▼
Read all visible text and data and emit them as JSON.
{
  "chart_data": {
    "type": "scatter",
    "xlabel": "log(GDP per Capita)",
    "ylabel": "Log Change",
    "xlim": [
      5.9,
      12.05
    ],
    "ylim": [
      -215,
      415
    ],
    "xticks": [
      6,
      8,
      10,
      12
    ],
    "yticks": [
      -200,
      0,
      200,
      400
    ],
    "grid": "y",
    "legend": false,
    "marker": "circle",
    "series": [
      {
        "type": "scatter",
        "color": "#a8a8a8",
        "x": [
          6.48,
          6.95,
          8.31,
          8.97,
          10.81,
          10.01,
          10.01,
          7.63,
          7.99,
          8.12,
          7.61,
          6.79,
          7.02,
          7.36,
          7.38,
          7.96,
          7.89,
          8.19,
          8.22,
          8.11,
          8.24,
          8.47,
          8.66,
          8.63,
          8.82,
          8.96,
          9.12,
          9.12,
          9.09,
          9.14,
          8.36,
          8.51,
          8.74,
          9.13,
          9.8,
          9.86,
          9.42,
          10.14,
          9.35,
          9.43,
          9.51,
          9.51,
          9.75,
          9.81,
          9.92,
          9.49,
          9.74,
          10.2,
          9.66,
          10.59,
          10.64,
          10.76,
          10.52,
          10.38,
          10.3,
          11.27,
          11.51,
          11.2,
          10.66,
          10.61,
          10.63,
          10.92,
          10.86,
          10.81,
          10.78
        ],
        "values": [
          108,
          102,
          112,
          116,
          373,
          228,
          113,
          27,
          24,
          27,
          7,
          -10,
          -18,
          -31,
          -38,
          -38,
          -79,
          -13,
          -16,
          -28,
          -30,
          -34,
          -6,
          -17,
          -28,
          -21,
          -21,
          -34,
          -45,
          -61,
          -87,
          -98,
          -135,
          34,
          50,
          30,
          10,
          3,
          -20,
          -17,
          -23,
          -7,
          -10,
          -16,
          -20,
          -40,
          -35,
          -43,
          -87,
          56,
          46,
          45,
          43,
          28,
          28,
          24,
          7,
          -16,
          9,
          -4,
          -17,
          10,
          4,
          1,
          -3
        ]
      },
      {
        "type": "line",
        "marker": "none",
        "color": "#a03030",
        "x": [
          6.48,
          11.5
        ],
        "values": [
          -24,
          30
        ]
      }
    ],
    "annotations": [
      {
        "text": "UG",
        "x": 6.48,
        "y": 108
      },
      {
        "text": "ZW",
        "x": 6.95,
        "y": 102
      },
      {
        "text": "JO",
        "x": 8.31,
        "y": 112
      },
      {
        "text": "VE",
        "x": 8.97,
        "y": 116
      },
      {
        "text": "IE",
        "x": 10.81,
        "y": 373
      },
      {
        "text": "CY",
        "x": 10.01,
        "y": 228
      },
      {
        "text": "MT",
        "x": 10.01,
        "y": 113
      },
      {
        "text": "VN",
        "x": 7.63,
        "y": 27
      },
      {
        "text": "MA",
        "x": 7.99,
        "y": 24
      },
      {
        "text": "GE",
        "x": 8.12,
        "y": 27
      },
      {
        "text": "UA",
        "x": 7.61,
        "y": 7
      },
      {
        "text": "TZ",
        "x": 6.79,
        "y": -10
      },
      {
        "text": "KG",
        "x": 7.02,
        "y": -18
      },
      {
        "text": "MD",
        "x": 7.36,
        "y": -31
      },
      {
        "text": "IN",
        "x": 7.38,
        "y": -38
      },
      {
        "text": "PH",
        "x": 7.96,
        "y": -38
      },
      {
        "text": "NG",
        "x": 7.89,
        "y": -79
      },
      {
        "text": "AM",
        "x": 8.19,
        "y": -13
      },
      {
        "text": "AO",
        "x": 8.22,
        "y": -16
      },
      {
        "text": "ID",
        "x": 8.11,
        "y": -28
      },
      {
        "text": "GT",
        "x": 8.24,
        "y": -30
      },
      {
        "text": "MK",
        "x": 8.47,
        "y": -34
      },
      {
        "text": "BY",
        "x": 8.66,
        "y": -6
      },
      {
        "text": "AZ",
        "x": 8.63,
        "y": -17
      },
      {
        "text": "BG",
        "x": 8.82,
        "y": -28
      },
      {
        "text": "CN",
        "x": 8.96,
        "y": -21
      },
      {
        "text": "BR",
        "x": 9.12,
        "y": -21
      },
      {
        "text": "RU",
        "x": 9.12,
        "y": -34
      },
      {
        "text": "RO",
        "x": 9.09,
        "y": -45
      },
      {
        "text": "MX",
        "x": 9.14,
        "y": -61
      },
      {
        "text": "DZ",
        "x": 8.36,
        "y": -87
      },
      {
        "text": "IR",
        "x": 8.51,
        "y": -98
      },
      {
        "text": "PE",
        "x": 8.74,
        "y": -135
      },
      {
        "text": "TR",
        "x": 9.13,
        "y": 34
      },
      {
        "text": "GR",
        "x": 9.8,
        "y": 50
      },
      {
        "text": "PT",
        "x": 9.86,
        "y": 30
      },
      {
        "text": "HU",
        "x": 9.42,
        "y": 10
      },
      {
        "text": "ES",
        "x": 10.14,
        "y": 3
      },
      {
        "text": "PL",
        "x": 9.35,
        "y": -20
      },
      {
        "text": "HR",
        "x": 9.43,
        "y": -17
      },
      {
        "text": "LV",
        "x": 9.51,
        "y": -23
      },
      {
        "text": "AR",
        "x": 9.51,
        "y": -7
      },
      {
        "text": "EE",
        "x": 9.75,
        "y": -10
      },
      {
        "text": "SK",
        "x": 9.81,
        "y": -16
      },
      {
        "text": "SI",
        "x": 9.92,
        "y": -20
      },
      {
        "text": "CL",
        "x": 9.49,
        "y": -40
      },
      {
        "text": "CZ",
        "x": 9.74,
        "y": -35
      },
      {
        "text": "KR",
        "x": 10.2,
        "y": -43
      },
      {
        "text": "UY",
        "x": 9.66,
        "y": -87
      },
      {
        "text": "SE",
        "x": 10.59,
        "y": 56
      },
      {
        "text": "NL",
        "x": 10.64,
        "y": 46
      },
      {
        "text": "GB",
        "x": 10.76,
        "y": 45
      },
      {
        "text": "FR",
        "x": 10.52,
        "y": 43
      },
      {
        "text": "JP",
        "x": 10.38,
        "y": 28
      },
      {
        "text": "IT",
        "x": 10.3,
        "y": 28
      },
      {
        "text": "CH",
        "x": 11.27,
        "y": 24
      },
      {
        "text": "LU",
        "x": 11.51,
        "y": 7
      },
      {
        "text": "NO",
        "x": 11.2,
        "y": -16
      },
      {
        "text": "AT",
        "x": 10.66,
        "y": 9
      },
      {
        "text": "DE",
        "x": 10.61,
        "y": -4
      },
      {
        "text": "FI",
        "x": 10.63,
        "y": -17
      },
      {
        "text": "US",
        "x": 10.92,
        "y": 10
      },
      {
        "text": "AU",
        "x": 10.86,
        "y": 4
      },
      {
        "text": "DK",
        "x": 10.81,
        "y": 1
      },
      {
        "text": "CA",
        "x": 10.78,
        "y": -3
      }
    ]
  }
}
▲
• _WHAT THE TASK REQUIRES_: Copy every line of the listing where the word "type" appears.

• _FINAL RESULT_:
    "type": "scatter",
        "type": "scatter",
        "type": "line",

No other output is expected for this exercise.